— Start of Data shown —

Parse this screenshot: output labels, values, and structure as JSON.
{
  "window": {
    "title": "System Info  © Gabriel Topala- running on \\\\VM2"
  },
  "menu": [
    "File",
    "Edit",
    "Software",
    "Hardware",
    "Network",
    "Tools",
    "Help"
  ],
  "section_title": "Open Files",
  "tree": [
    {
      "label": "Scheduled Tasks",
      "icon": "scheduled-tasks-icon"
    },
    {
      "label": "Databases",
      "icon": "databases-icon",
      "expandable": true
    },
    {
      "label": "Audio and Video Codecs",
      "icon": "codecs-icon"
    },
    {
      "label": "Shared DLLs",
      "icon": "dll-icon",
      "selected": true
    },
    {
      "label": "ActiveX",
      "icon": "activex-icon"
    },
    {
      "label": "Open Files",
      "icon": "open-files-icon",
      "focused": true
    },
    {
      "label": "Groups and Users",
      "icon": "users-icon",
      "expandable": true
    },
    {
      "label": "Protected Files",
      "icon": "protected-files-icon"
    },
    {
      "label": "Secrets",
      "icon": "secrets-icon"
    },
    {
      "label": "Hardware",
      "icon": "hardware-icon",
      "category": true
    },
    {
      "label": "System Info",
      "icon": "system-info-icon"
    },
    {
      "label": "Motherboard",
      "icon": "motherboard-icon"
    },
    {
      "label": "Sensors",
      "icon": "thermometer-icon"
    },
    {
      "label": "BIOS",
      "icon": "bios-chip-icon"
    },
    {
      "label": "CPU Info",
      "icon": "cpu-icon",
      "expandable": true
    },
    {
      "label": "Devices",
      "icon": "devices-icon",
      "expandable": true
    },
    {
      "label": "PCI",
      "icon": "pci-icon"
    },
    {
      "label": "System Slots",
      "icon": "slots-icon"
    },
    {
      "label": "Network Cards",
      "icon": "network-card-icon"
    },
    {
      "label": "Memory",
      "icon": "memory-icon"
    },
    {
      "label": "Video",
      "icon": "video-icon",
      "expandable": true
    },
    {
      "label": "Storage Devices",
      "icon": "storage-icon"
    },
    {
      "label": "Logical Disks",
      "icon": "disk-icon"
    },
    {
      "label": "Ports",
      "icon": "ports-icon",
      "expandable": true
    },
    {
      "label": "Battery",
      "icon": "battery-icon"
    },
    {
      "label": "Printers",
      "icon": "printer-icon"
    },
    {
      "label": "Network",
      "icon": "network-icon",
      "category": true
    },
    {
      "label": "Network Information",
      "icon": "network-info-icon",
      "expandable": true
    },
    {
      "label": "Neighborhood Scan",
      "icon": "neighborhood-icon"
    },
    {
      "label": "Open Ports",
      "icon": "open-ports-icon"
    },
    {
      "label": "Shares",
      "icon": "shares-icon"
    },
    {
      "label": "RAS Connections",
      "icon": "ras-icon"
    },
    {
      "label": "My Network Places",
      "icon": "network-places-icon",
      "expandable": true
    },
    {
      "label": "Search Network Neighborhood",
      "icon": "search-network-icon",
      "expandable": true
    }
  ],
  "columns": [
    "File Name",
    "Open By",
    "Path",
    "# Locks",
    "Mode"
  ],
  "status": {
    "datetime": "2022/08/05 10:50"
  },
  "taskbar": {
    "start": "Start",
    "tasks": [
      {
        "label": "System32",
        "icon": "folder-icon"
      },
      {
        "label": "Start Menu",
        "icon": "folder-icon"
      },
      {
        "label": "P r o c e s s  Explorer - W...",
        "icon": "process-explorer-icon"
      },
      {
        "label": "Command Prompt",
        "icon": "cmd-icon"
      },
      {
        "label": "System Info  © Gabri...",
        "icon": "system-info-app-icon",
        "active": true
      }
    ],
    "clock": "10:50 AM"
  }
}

— End of Data shown —

• [Aim]:
Produce an exact copy of all the records.

• [Answer to this exercise]:
Parse this screenshot: output labels, values, and structure as JSON.
{
  "window": {
    "title": "System Info  © Gabriel Topala- running on \\\\VM2"
  },
  "menu": [
    "File",
    "Edit",
    "Software",
    "Hardware",
    "Network",
    "Tools",
    "Help"
  ],
  "section_title": "Open Files",
  "tree": [
    {
      "label": "Scheduled Tasks",
      "icon": "scheduled-tasks-icon"
    },
    {
      "label": "Databases",
      "icon": "databases-icon",
      "expandable": true
    },
    {
      "label": "Audio and Video Codecs",
      "icon": "codecs-icon"
    },
    {
      "label": "Shared DLLs",
      "icon": "dll-icon",
      "selected": true
    },
    {
      "label": "ActiveX",
      "icon": "activex-icon"
    },
    {
      "label": "Open Files",
      "icon": "open-files-icon",
      "focused": true
    },
    {
      "label": "Groups and Users",
      "icon": "users-icon",
      "expandable": true
    },
    {
      "label": "Protected Files",
      "icon": "protected-files-icon"
    },
    {
      "label": "Secrets",
      "icon": "secrets-icon"
    },
    {
      "label": "Hardware",
      "icon": "hardware-icon",
      "category": true
    },
    {
      "label": "System Info",
      "icon": "system-info-icon"
    },
    {
      "label": "Motherboard",
      "icon": "motherboard-icon"
    },
    {
      "label": "Sensors",
      "icon": "thermometer-icon"
    },
    {
      "label": "BIOS",
      "icon": "bios-chip-icon"
    },
    {
      "label": "CPU Info",
      "icon": "cpu-icon",
      "expandable": true
    },
    {
      "label": "Devices",
      "icon": "devices-icon",
      "expandable": true
    },
    {
      "label": "PCI",
      "icon": "pci-icon"
    },
    {
      "label": "System Slots",
      "icon": "slots-icon"
    },
    {
      "label": "Network Cards",
      "icon": "network-card-icon"
    },
    {
      "label": "Memory",
      "icon": "memory-icon"
    },
    {
      "label": "Video",
      "icon": "video-icon",
      "expandable": true
    },
    {
      "label": "Storage Devices",
      "icon": "storage-icon"
    },
    {
      "label": "Logical Disks",
      "icon": "disk-icon"
    },
    {
      "label": "Ports",
      "icon": "ports-icon",
      "expandable": true
    },
    {
      "label": "Battery",
      "icon": "battery-icon"
    },
    {
      "label": "Printers",
      "icon": "printer-icon"
    },
    {
      "label": "Network",
      "icon": "network-icon",
      "category": true
    },
    {
      "label": "Network Information",
      "icon": "network-info-icon",
      "expandable": true
    },
    {
      "label": "Neighborhood Scan",
      "icon": "neighborhood-icon"
    },
    {
      "label": "Open Ports",
      "icon": "open-ports-icon"
    },
    {
      "label": "Shares",
      "icon": "shares-icon"
    },
    {
      "label": "RAS Connections",
      "icon": "ras-icon"
    },
    {
      "label": "My Network Places",
      "icon": "network-places-icon",
      "expandable": true
    },
    {
      "label": "Search Network Neighborhood",
      "icon": "search-network-icon",
      "expandable": true
    }
  ],
  "columns": [
    "File Name",
    "Open By",
    "Path",
    "# Locks",
    "Mode"
  ],
  "status": {
    "datetime": "2022/08/05 10:50"
  },
  "taskbar": {
    "start": "Start",
    "tasks": [
      {
        "label": "System32",
        "icon": "folder-icon"
      },
      {
        "label": "Start Menu",
        "icon": "folder-icon"
      },
      {
        "label": "P r o c e s s  Explorer - W...",
        "icon": "process-explorer-icon"
      },
      {
        "label": "Command Prompt",
        "icon": "cmd-icon"
      },
      {
        "label": "System Info  © Gabri...",
        "icon": "system-info-app-icon",
        "active": true
      }
    ],
    "clock": "10:50 AM"
  }
}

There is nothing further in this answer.